> _EXERCISE PROMPT_
Take all the material and copy it exactly.

--- start of DATA ---

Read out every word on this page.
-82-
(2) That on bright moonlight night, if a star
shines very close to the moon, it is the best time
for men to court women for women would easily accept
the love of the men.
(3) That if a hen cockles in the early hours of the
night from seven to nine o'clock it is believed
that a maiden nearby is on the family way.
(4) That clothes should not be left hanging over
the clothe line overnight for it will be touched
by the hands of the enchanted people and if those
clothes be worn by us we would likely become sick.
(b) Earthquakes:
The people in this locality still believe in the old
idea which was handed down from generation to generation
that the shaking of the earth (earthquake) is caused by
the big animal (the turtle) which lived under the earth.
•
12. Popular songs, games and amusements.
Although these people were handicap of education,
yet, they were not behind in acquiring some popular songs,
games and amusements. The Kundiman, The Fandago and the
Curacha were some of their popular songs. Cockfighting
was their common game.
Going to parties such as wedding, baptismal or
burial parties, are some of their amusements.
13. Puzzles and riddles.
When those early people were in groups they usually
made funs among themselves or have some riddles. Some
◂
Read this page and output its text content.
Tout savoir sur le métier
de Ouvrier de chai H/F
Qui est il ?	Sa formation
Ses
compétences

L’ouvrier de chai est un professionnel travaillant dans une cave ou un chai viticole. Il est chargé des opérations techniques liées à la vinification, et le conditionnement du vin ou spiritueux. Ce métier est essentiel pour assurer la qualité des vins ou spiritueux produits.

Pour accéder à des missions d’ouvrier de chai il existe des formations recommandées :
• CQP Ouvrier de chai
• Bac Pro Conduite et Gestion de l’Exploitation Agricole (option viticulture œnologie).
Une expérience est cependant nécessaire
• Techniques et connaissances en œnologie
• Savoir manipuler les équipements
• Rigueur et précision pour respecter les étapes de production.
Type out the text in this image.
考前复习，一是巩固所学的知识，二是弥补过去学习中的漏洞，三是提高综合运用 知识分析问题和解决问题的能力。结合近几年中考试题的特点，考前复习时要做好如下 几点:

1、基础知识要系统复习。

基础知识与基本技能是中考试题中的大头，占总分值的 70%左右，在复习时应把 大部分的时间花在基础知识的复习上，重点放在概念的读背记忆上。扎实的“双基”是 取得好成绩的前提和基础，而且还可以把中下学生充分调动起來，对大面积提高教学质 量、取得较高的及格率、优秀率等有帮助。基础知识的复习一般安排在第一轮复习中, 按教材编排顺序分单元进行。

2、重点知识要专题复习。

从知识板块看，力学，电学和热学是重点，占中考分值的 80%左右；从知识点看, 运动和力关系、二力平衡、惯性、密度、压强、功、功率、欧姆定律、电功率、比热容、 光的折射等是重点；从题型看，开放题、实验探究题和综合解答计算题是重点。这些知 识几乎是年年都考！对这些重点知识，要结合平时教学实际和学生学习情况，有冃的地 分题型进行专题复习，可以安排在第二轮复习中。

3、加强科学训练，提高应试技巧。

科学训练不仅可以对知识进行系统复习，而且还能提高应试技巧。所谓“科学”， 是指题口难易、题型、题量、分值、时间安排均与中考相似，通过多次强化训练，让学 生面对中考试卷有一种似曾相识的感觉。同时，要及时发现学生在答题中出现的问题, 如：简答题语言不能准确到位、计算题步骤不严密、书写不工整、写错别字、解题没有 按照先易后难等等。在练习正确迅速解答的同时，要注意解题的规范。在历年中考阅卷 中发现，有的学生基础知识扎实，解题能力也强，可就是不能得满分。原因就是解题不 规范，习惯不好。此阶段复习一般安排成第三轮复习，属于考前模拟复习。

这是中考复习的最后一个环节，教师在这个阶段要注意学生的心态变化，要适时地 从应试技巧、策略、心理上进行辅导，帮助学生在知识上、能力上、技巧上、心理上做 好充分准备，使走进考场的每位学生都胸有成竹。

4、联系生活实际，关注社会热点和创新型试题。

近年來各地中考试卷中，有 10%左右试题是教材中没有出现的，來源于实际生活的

--- end of DATA ---

> _SOLUTION FOR THIS EXERCISE_
Read out every word on this page.
-82-
(2) That on bright moonlight night, if a star
shines very close to the moon, it is the best time
for men to court women for women would easily accept
the love of the men.
(3) That if a hen cockles in the early hours of the
night from seven to nine o'clock it is believed
that a maiden nearby is on the family way.
(4) That clothes should not be left hanging over
the clothe line overnight for it will be touched
by the hands of the enchanted people and if those
clothes be worn by us we would likely become sick.
(b) Earthquakes:
The people in this locality still believe in the old
idea which was handed down from generation to generation
that the shaking of the earth (earthquake) is caused by
the big animal (the turtle) which lived under the earth.
•
12. Popular songs, games and amusements.
Although these people were handicap of education,
yet, they were not behind in acquiring some popular songs,
games and amusements. The Kundiman, The Fandago and the
Curacha were some of their popular songs. Cockfighting
was their common game.
Going to parties such as wedding, baptismal or
burial parties, are some of their amusements.
13. Puzzles and riddles.
When those early people were in groups they usually
made funs among themselves or have some riddles. Some
◂
Read this page and output its text content.
Tout savoir sur le métier
de Ouvrier de chai H/F
Qui est il ?	Sa formation
Ses
compétences

L’ouvrier de chai est un professionnel travaillant dans une cave ou un chai viticole. Il est chargé des opérations techniques liées à la vinification, et le conditionnement du vin ou spiritueux. Ce métier est essentiel pour assurer la qualité des vins ou spiritueux produits.

Pour accéder à des missions d’ouvrier de chai il existe des formations recommandées :
• CQP Ouvrier de chai
• Bac Pro Conduite et Gestion de l’Exploitation Agricole (option viticulture œnologie).
Une expérience est cependant nécessaire
• Techniques et connaissances en œnologie
• Savoir manipuler les équipements
• Rigueur et précision pour respecter les étapes de production.
Type out the text in this image.
考前复习，一是巩固所学的知识，二是弥补过去学习中的漏洞，三是提高综合运用 知识分析问题和解决问题的能力。结合近几年中考试题的特点，考前复习时要做好如下 几点:

1、基础知识要系统复习。

基础知识与基本技能是中考试题中的大头，占总分值的 70%左右，在复习时应把 大部分的时间花在基础知识的复习上，重点放在概念的读背记忆上。扎实的“双基”是 取得好成绩的前提和基础，而且还可以把中下学生充分调动起來，对大面积提高教学质 量、取得较高的及格率、优秀率等有帮助。基础知识的复习一般安排在第一轮复习中, 按教材编排顺序分单元进行。

2、重点知识要专题复习。

从知识板块看，力学，电学和热学是重点，占中考分值的 80%左右；从知识点看, 运动和力关系、二力平衡、惯性、密度、压强、功、功率、欧姆定律、电功率、比热容、 光的折射等是重点；从题型看，开放题、实验探究题和综合解答计算题是重点。这些知 识几乎是年年都考！对这些重点知识，要结合平时教学实际和学生学习情况，有冃的地 分题型进行专题复习，可以安排在第二轮复习中。

3、加强科学训练，提高应试技巧。

科学训练不仅可以对知识进行系统复习，而且还能提高应试技巧。所谓“科学”， 是指题口难易、题型、题量、分值、时间安排均与中考相似，通过多次强化训练，让学 生面对中考试卷有一种似曾相识的感觉。同时，要及时发现学生在答题中出现的问题, 如：简答题语言不能准确到位、计算题步骤不严密、书写不工整、写错别字、解题没有 按照先易后难等等。在练习正确迅速解答的同时，要注意解题的规范。在历年中考阅卷 中发现，有的学生基础知识扎实，解题能力也强，可就是不能得满分。原因就是解题不 规范，习惯不好。此阶段复习一般安排成第三轮复习，属于考前模拟复习。

这是中考复习的最后一个环节，教师在这个阶段要注意学生的心态变化，要适时地 从应试技巧、策略、心理上进行辅导，帮助学生在知识上、能力上、技巧上、心理上做 好充分准备，使走进考场的每位学生都胸有成竹。

4、联系生活实际，关注社会热点和创新型试题。

近年來各地中考试卷中，有 10%左右试题是教材中没有出现的，來源于实际生活的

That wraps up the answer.